PROBLEM TO SOLVE =
Look through the data below. Pick out the lines holding the string "Ratio".

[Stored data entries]
===============

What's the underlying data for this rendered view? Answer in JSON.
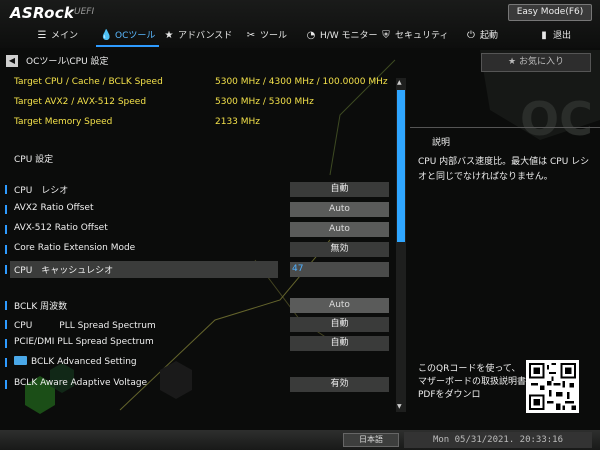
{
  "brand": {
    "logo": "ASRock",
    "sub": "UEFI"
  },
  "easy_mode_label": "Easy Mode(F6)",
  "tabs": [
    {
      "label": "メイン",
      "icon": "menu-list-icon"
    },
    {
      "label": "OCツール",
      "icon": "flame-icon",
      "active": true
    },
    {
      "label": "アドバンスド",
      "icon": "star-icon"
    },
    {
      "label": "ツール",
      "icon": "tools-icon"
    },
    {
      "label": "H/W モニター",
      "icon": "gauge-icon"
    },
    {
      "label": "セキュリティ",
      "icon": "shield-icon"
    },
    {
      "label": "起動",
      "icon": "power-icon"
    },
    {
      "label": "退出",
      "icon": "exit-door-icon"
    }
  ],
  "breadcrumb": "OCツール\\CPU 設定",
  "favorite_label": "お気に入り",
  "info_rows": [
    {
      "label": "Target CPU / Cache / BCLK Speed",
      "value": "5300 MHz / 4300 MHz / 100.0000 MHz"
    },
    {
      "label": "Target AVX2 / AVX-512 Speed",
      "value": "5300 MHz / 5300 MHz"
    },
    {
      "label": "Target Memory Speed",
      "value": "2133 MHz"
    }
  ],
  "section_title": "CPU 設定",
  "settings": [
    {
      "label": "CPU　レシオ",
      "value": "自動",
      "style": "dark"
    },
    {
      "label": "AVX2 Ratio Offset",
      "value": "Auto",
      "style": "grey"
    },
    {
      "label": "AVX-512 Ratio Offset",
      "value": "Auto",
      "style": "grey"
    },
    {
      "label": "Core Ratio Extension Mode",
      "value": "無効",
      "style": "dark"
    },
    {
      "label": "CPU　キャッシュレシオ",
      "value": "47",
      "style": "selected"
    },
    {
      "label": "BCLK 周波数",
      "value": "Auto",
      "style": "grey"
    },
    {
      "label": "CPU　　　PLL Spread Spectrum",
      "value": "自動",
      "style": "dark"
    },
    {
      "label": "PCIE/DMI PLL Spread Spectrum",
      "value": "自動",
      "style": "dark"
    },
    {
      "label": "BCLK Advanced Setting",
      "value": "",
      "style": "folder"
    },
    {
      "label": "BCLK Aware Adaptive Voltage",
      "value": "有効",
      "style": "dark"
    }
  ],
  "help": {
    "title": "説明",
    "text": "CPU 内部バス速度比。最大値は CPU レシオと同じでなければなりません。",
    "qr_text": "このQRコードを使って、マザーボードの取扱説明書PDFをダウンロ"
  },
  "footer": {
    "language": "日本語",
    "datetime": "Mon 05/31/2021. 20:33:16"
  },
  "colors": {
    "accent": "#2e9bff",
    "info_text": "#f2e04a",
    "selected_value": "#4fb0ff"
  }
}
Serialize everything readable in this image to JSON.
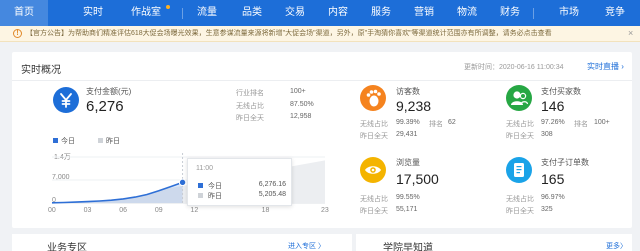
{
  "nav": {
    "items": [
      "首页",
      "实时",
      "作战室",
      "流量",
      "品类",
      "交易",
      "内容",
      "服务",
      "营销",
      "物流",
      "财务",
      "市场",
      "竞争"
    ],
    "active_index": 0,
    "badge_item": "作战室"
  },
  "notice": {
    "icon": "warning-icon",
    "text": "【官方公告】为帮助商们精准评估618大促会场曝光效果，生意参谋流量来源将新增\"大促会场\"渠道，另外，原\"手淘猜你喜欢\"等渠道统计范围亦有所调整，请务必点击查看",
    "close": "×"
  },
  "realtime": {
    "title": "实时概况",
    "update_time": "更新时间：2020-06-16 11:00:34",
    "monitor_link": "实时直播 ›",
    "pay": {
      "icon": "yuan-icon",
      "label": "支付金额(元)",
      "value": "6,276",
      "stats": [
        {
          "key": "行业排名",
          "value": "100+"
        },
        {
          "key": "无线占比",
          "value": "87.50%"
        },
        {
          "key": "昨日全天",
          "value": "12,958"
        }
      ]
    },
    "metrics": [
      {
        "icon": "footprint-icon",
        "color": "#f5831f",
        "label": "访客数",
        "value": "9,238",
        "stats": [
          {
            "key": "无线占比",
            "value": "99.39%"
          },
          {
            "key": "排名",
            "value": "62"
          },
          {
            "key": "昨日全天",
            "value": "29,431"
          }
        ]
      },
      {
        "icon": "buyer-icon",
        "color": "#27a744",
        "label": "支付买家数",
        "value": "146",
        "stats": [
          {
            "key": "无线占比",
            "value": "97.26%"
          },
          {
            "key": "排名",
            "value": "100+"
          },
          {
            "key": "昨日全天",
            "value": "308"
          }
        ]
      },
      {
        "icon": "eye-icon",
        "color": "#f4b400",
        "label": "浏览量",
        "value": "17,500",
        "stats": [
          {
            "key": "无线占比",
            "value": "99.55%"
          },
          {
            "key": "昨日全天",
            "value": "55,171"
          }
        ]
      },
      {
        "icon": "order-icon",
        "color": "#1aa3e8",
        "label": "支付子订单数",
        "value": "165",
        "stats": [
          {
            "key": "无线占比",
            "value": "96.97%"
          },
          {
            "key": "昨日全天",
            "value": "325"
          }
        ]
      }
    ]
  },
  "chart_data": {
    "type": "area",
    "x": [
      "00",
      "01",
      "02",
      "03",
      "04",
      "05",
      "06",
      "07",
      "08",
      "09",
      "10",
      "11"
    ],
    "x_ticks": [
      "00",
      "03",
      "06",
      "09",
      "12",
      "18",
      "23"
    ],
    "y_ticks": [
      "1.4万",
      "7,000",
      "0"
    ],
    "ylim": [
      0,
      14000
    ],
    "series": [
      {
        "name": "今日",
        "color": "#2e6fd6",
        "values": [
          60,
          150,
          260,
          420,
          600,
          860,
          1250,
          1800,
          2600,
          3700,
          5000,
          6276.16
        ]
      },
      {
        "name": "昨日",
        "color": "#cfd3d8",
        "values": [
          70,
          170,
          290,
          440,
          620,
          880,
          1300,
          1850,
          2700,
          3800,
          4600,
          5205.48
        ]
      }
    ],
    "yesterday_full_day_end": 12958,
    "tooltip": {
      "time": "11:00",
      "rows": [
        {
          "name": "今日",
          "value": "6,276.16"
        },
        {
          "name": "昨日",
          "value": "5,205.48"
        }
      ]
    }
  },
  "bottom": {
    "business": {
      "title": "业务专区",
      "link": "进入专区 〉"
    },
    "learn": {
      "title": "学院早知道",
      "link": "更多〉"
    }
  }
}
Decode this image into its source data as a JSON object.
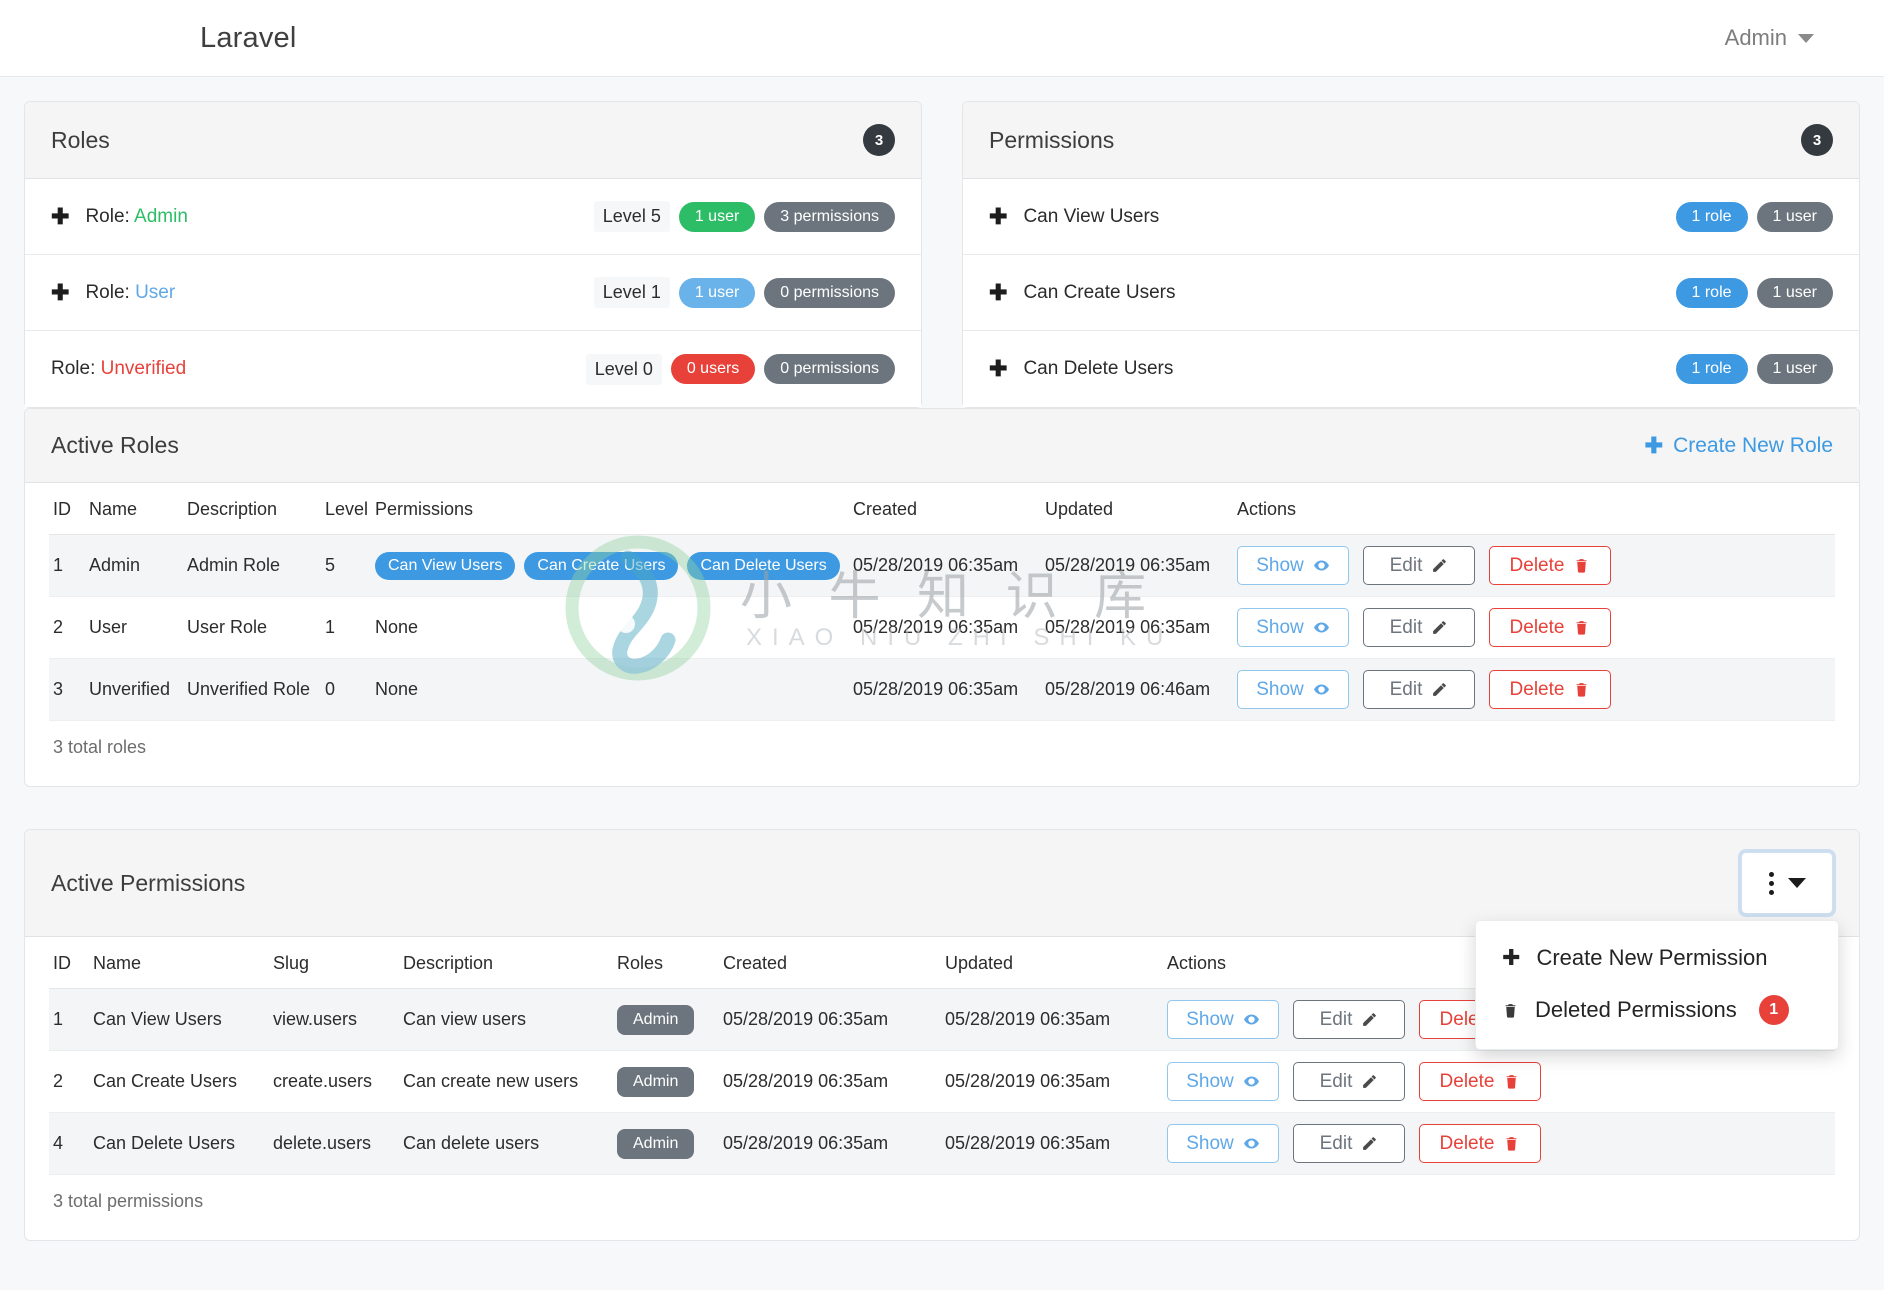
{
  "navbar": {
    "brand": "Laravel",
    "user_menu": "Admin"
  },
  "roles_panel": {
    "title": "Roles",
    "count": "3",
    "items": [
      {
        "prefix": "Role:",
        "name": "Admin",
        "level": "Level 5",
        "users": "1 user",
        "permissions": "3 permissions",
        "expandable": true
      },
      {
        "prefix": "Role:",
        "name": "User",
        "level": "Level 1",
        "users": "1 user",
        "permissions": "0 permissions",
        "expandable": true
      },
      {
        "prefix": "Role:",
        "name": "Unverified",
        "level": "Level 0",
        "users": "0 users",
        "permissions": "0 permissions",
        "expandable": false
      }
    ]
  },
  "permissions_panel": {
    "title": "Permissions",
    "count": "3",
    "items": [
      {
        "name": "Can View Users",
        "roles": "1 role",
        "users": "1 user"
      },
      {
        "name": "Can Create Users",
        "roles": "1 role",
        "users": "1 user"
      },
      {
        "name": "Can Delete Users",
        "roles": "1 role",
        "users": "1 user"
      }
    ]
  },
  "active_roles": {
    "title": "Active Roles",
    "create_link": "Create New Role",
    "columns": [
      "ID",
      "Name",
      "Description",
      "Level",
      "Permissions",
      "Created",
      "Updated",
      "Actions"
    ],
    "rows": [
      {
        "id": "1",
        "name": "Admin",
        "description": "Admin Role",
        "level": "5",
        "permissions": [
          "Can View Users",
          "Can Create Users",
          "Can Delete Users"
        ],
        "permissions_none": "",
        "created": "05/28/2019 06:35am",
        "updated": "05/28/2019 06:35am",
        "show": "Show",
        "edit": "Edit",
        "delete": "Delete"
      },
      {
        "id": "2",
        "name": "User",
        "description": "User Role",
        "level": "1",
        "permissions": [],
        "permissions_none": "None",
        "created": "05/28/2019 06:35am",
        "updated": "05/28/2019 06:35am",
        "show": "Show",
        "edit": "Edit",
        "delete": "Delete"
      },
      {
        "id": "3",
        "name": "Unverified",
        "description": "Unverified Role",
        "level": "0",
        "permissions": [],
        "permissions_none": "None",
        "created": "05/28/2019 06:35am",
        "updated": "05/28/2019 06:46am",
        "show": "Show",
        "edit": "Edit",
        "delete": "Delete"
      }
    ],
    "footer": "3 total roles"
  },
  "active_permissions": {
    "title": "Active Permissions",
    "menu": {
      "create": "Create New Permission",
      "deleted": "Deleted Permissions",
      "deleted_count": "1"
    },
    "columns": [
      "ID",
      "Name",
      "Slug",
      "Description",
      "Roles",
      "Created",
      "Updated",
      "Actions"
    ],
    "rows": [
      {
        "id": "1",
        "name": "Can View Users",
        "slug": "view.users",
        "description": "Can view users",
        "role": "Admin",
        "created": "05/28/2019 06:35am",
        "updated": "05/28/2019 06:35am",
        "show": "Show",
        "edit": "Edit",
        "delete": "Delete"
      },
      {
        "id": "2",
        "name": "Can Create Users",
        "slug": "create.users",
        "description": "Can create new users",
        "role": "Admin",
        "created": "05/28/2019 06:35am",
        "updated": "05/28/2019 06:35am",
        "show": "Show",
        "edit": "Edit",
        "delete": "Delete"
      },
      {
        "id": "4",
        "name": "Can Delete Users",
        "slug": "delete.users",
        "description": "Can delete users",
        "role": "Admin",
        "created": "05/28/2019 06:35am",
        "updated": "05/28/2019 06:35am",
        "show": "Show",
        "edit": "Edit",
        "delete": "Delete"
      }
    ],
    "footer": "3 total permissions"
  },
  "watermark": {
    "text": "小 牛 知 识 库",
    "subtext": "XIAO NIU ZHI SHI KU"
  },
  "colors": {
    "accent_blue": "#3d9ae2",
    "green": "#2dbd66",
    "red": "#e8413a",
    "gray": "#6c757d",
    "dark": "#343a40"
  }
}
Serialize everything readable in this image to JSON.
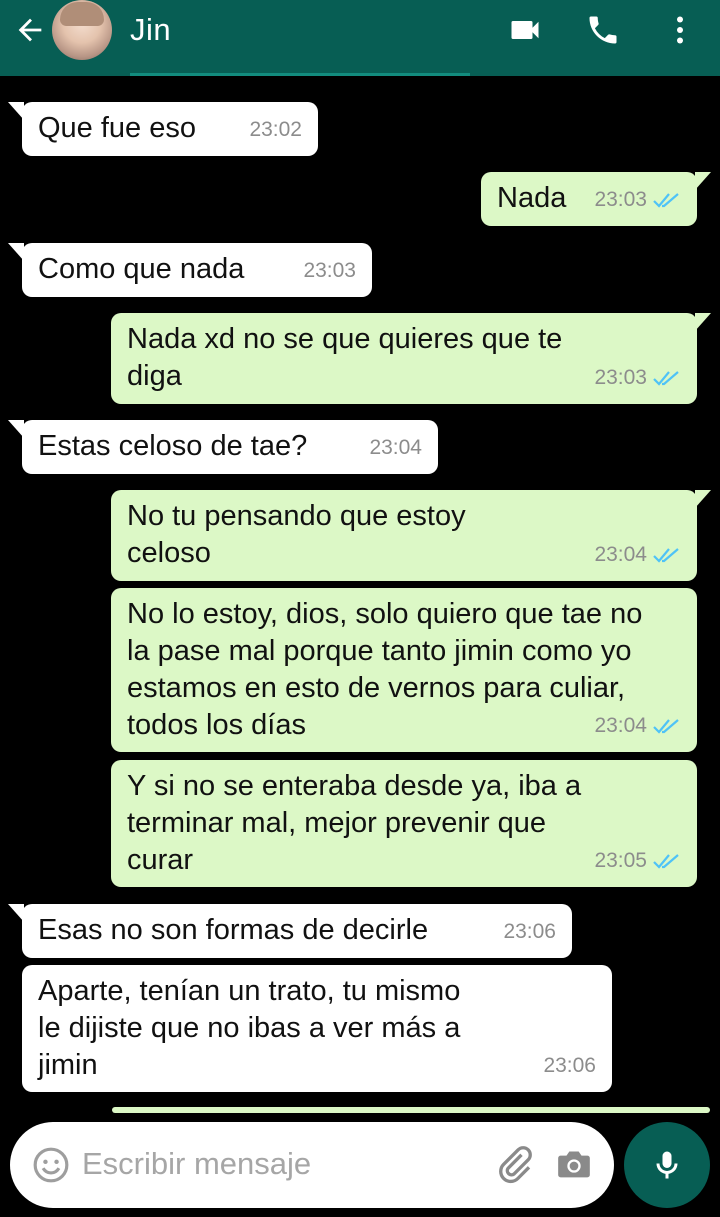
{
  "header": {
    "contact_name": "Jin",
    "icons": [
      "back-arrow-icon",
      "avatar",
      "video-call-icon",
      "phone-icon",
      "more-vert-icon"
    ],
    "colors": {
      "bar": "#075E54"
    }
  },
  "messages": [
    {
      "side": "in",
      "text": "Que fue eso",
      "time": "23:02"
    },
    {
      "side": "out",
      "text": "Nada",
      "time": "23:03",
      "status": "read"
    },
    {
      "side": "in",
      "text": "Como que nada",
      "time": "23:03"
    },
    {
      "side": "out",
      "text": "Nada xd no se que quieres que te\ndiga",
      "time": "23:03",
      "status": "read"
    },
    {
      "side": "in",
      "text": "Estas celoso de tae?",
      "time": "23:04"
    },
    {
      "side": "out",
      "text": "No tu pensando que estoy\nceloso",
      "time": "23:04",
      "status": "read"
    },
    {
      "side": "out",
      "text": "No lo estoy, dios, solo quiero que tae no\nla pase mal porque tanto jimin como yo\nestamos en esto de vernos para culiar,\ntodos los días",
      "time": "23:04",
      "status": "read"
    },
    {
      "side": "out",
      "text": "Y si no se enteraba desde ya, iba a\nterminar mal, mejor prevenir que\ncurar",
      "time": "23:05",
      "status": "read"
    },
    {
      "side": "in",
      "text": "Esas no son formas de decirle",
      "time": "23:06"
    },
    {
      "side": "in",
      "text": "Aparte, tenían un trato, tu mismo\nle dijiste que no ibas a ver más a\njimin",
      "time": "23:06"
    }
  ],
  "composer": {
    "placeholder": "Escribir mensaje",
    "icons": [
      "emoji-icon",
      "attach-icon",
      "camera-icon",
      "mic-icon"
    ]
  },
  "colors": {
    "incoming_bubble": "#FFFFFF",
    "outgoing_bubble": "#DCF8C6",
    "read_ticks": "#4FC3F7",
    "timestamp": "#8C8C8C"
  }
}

===============

OUTPUT =
      "label": "AVX2 Ratio Offset",
      "label": "AVX-512 Ratio Offset",
      "label": "Core Ratio Extension Mode",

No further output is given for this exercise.